◆ **Problem details**: Transcribe every entry word for word, but skip the images.

__________

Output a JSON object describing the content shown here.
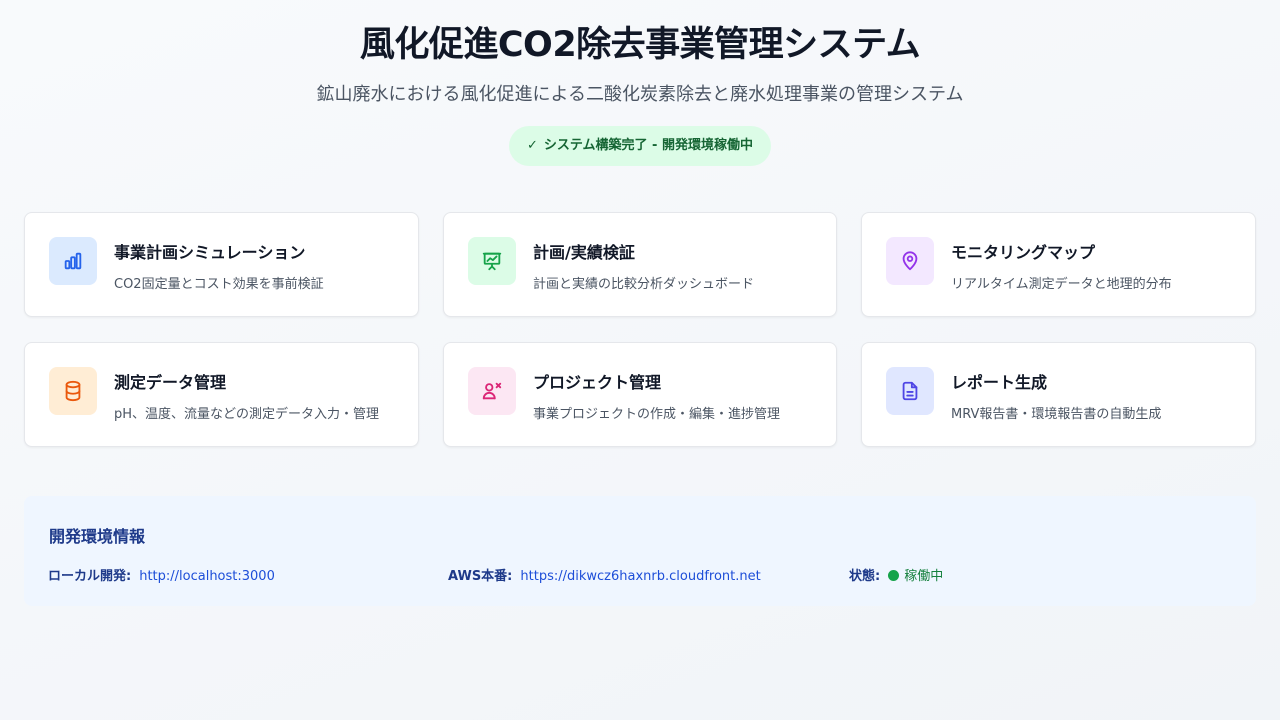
{
  "header": {
    "title": "風化促進CO2除去事業管理システム",
    "subtitle": "鉱山廃水における風化促進による二酸化炭素除去と廃水処理事業の管理システム",
    "status_check": "✓",
    "status_badge": "システム構築完了 - 開発環境稼働中"
  },
  "cards": [
    {
      "title": "事業計画シミュレーション",
      "description": "CO2固定量とコスト効果を事前検証",
      "icon": "bar-chart-icon",
      "icon_color": "#2563eb",
      "icon_bg": "#dbeafe"
    },
    {
      "title": "計画/実績検証",
      "description": "計画と実績の比較分析ダッシュボード",
      "icon": "presentation-chart-icon",
      "icon_color": "#16a34a",
      "icon_bg": "#dcfce7"
    },
    {
      "title": "モニタリングマップ",
      "description": "リアルタイム測定データと地理的分布",
      "icon": "map-pin-icon",
      "icon_color": "#9333ea",
      "icon_bg": "#f3e8ff"
    },
    {
      "title": "測定データ管理",
      "description": "pH、温度、流量などの測定データ入力・管理",
      "icon": "database-icon",
      "icon_color": "#ea580c",
      "icon_bg": "#ffedd5"
    },
    {
      "title": "プロジェクト管理",
      "description": "事業プロジェクトの作成・編集・進捗管理",
      "icon": "users-cog-icon",
      "icon_color": "#db2777",
      "icon_bg": "#fce7f3"
    },
    {
      "title": "レポート生成",
      "description": "MRV報告書・環境報告書の自動生成",
      "icon": "document-icon",
      "icon_color": "#4f46e5",
      "icon_bg": "#e0e7ff"
    }
  ],
  "dev_info": {
    "title": "開発環境情報",
    "local_label": "ローカル開発:",
    "local_url": "http://localhost:3000",
    "aws_label": "AWS本番:",
    "aws_url": "https://dikwcz6haxnrb.cloudfront.net",
    "status_label": "状態:",
    "status_value": "稼働中",
    "status_color": "#16a34a"
  }
}
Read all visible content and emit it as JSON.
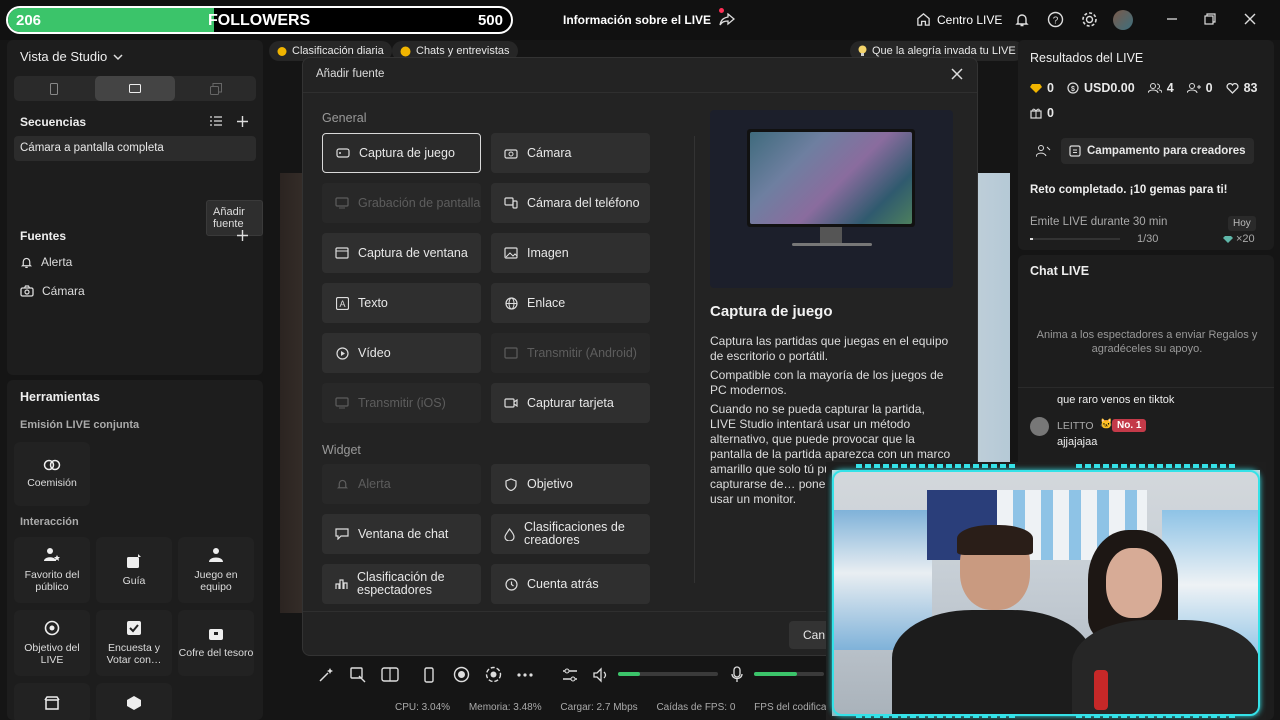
{
  "topbar": {
    "followers_current": "206",
    "followers_label": "FOLLOWERS",
    "followers_goal": "500",
    "followers_progress_fraction": 0.41,
    "live_info": "Información sobre el LIVE",
    "centro_live": "Centro LIVE"
  },
  "studio": {
    "view_label": "Vista de Studio",
    "sequences_title": "Secuencias",
    "sequence_item": "Cámara a pantalla completa",
    "tooltip_add_source": "Añadir fuente",
    "sources_title": "Fuentes",
    "sources": [
      "Alerta",
      "Cámara"
    ]
  },
  "tools": {
    "title": "Herramientas",
    "joint_title": "Emisión LIVE conjunta",
    "coemision": "Coemisión",
    "interaction_title": "Interacción",
    "items": [
      "Favorito del público",
      "Guía",
      "Juego en equipo",
      "Objetivo del LIVE",
      "Encuesta y Votar con…",
      "Cofre del tesoro"
    ]
  },
  "banners": {
    "clasificacion": "Clasificación diaria",
    "chats": "Chats y entrevistas",
    "alegria": "Que la alegría invada tu LIVE"
  },
  "modal": {
    "title": "Añadir fuente",
    "general_title": "General",
    "widget_title": "Widget",
    "options": {
      "captura_juego": "Captura de juego",
      "camara": "Cámara",
      "grabacion_pantalla": "Grabación de pantalla",
      "camara_telefono": "Cámara del teléfono",
      "captura_ventana": "Captura de ventana",
      "imagen": "Imagen",
      "texto": "Texto",
      "enlace": "Enlace",
      "video": "Vídeo",
      "transmitir_android": "Transmitir (Android)",
      "transmitir_ios": "Transmitir (iOS)",
      "capturar_tarjeta": "Capturar tarjeta",
      "alerta": "Alerta",
      "objetivo": "Objetivo",
      "ventana_chat": "Ventana de chat",
      "clasificaciones_creadores": "Clasificaciones de creadores",
      "clasificacion_espectadores": "Clasificación de espectadores",
      "cuenta_atras": "Cuenta atrás"
    },
    "detail_title": "Captura de juego",
    "detail_p1": "Captura las partidas que juegas en el equipo de escritorio o portátil.",
    "detail_p2": "Compatible con la mayoría de los juegos de PC modernos.",
    "detail_p3": "Cuando no se pueda capturar la partida, LIVE Studio intentará usar un método alternativo, que puede provocar que la pantalla de la partida aparezca con un marco amarillo que solo tú puedes ver. Si l… puede capturarse de… poner el juego en mo… y a usar un monitor.",
    "cancel_label": "Can"
  },
  "results": {
    "title": "Resultados del LIVE",
    "diamonds": "0",
    "usd": "USD0.00",
    "viewers": "4",
    "new_followers": "0",
    "likes": "83",
    "gifts": "0",
    "bootcamp": "Campamento para creadores",
    "challenge_title": "Reto completado. ¡10 gemas para ti!",
    "challenge_task": "Emite LIVE durante 30 min",
    "challenge_badge": "Hoy",
    "challenge_progress": "1/30",
    "challenge_reward": "×20"
  },
  "chat": {
    "title": "Chat LIVE",
    "prompt": "Anima a los espectadores a enviar Regalos y agradéceles su apoyo.",
    "msg1_text": "que raro venos en tiktok",
    "msg2_user": "LEITTO",
    "msg2_badge": "No. 1",
    "msg2_text": "ajjajajaa"
  },
  "statusbar": {
    "cpu": "CPU: 3.04%",
    "mem": "Memoria: 3.48%",
    "upload": "Cargar: 2.7 Mbps",
    "fps_drop": "Caídas de FPS: 0",
    "encoder_fps": "FPS del codificador:"
  },
  "colors": {
    "accent_green": "#3bc46a",
    "cyan_frame": "#35e2e8",
    "background": "#151515"
  }
}
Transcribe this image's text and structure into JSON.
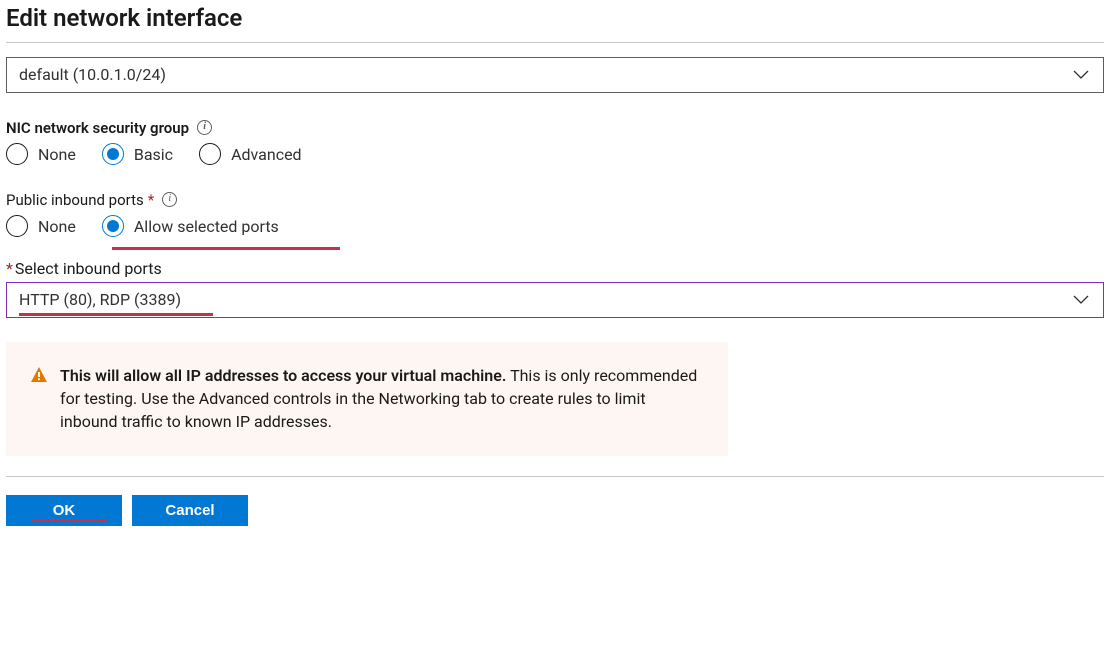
{
  "title": "Edit network interface",
  "subnet": {
    "value": "default (10.0.1.0/24)"
  },
  "nsg": {
    "label": "NIC network security group",
    "options": {
      "none": "None",
      "basic": "Basic",
      "advanced": "Advanced"
    },
    "selected": "basic"
  },
  "inboundPorts": {
    "label": "Public inbound ports",
    "options": {
      "none": "None",
      "allow": "Allow selected ports"
    },
    "selected": "allow"
  },
  "selectPorts": {
    "label": "Select inbound ports",
    "value": "HTTP (80), RDP (3389)"
  },
  "warning": {
    "bold": "This will allow all IP addresses to access your virtual machine.",
    "rest": "  This is only recommended for testing.  Use the Advanced controls in the Networking tab to create rules to limit inbound traffic to known IP addresses."
  },
  "buttons": {
    "ok": "OK",
    "cancel": "Cancel"
  }
}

__________

◆ **Answer to the task**:
Output a JSON object describing the content shown here.
{
  "header": {
    "title": "風化促進CO2除去事業管理システム",
    "subtitle": "鉱山廃水における風化促進による二酸化炭素除去と廃水処理事業の管理システム",
    "status_check": "✓",
    "status_badge": "システム構築完了 - 開発環境稼働中"
  },
  "cards": [
    {
      "title": "事業計画シミュレーション",
      "description": "CO2固定量とコスト効果を事前検証",
      "icon": "bar-chart-icon",
      "icon_color": "#2563eb",
      "icon_bg": "#dbeafe"
    },
    {
      "title": "計画/実績検証",
      "description": "計画と実績の比較分析ダッシュボード",
      "icon": "presentation-chart-icon",
      "icon_color": "#16a34a",
      "icon_bg": "#dcfce7"
    },
    {
      "title": "モニタリングマップ",
      "description": "リアルタイム測定データと地理的分布",
      "icon": "map-pin-icon",
      "icon_color": "#9333ea",
      "icon_bg": "#f3e8ff"
    },
    {
      "title": "測定データ管理",
      "description": "pH、温度、流量などの測定データ入力・管理",
      "icon": "database-icon",
      "icon_color": "#ea580c",
      "icon_bg": "#ffedd5"
    },
    {
      "title": "プロジェクト管理",
      "description": "事業プロジェクトの作成・編集・進捗管理",
      "icon": "users-cog-icon",
      "icon_color": "#db2777",
      "icon_bg": "#fce7f3"
    },
    {
      "title": "レポート生成",
      "description": "MRV報告書・環境報告書の自動生成",
      "icon": "document-icon",
      "icon_color": "#4f46e5",
      "icon_bg": "#e0e7ff"
    }
  ],
  "dev_info": {
    "title": "開発環境情報",
    "local_label": "ローカル開発:",
    "local_url": "http://localhost:3000",
    "aws_label": "AWS本番:",
    "aws_url": "https://dikwcz6haxnrb.cloudfront.net",
    "status_label": "状態:",
    "status_value": "稼働中",
    "status_color": "#16a34a"
  }
}
Read all visible content and emit it as JSON.
{
  "topbar": {
    "followers_current": "206",
    "followers_label": "FOLLOWERS",
    "followers_goal": "500",
    "followers_progress_fraction": 0.41,
    "live_info": "Información sobre el LIVE",
    "centro_live": "Centro LIVE"
  },
  "studio": {
    "view_label": "Vista de Studio",
    "sequences_title": "Secuencias",
    "sequence_item": "Cámara a pantalla completa",
    "tooltip_add_source": "Añadir fuente",
    "sources_title": "Fuentes",
    "sources": [
      "Alerta",
      "Cámara"
    ]
  },
  "tools": {
    "title": "Herramientas",
    "joint_title": "Emisión LIVE conjunta",
    "coemision": "Coemisión",
    "interaction_title": "Interacción",
    "items": [
      "Favorito del público",
      "Guía",
      "Juego en equipo",
      "Objetivo del LIVE",
      "Encuesta y Votar con…",
      "Cofre del tesoro"
    ]
  },
  "banners": {
    "clasificacion": "Clasificación diaria",
    "chats": "Chats y entrevistas",
    "alegria": "Que la alegría invada tu LIVE"
  },
  "modal": {
    "title": "Añadir fuente",
    "general_title": "General",
    "widget_title": "Widget",
    "options": {
      "captura_juego": "Captura de juego",
      "camara": "Cámara",
      "grabacion_pantalla": "Grabación de pantalla",
      "camara_telefono": "Cámara del teléfono",
      "captura_ventana": "Captura de ventana",
      "imagen": "Imagen",
      "texto": "Texto",
      "enlace": "Enlace",
      "video": "Vídeo",
      "transmitir_android": "Transmitir (Android)",
      "transmitir_ios": "Transmitir (iOS)",
      "capturar_tarjeta": "Capturar tarjeta",
      "alerta": "Alerta",
      "objetivo": "Objetivo",
      "ventana_chat": "Ventana de chat",
      "clasificaciones_creadores": "Clasificaciones de creadores",
      "clasificacion_espectadores": "Clasificación de espectadores",
      "cuenta_atras": "Cuenta atrás"
    },
    "detail_title": "Captura de juego",
    "detail_p1": "Captura las partidas que juegas en el equipo de escritorio o portátil.",
    "detail_p2": "Compatible con la mayoría de los juegos de PC modernos.",
    "detail_p3": "Cuando no se pueda capturar la partida, LIVE Studio intentará usar un método alternativo, que puede provocar que la pantalla de la partida aparezca con un marco amarillo que solo tú puedes ver. Si l… puede capturarse de… poner el juego en mo… y a usar un monitor.",
    "cancel_label": "Can"
  },
  "results": {
    "title": "Resultados del LIVE",
    "diamonds": "0",
    "usd": "USD0.00",
    "viewers": "4",
    "new_followers": "0",
    "likes": "83",
    "gifts": "0",
    "bootcamp": "Campamento para creadores",
    "challenge_title": "Reto completado. ¡10 gemas para ti!",
    "challenge_task": "Emite LIVE durante 30 min",
    "challenge_badge": "Hoy",
    "challenge_progress": "1/30",
    "challenge_reward": "×20"
  },
  "chat": {
    "title": "Chat LIVE",
    "prompt": "Anima a los espectadores a enviar Regalos y agradéceles su apoyo.",
    "msg1_text": "que raro venos en tiktok",
    "msg2_user": "LEITTO",
    "msg2_badge": "No. 1",
    "msg2_text": "ajjajajaa"
  },
  "statusbar": {
    "cpu": "CPU: 3.04%",
    "mem": "Memoria: 3.48%",
    "upload": "Cargar: 2.7 Mbps",
    "fps_drop": "Caídas de FPS: 0",
    "encoder_fps": "FPS del codificador:"
  },
  "colors": {
    "accent_green": "#3bc46a",
    "cyan_frame": "#35e2e8",
    "background": "#151515"
  }
}
Transcribe this image's text and structure into JSON.
{
  "title": "Edit network interface",
  "subnet": {
    "value": "default (10.0.1.0/24)"
  },
  "nsg": {
    "label": "NIC network security group",
    "options": {
      "none": "None",
      "basic": "Basic",
      "advanced": "Advanced"
    },
    "selected": "basic"
  },
  "inboundPorts": {
    "label": "Public inbound ports",
    "options": {
      "none": "None",
      "allow": "Allow selected ports"
    },
    "selected": "allow"
  },
  "selectPorts": {
    "label": "Select inbound ports",
    "value": "HTTP (80), RDP (3389)"
  },
  "warning": {
    "bold": "This will allow all IP addresses to access your virtual machine.",
    "rest": "  This is only recommended for testing.  Use the Advanced controls in the Networking tab to create rules to limit inbound traffic to known IP addresses."
  },
  "buttons": {
    "ok": "OK",
    "cancel": "Cancel"
  }
}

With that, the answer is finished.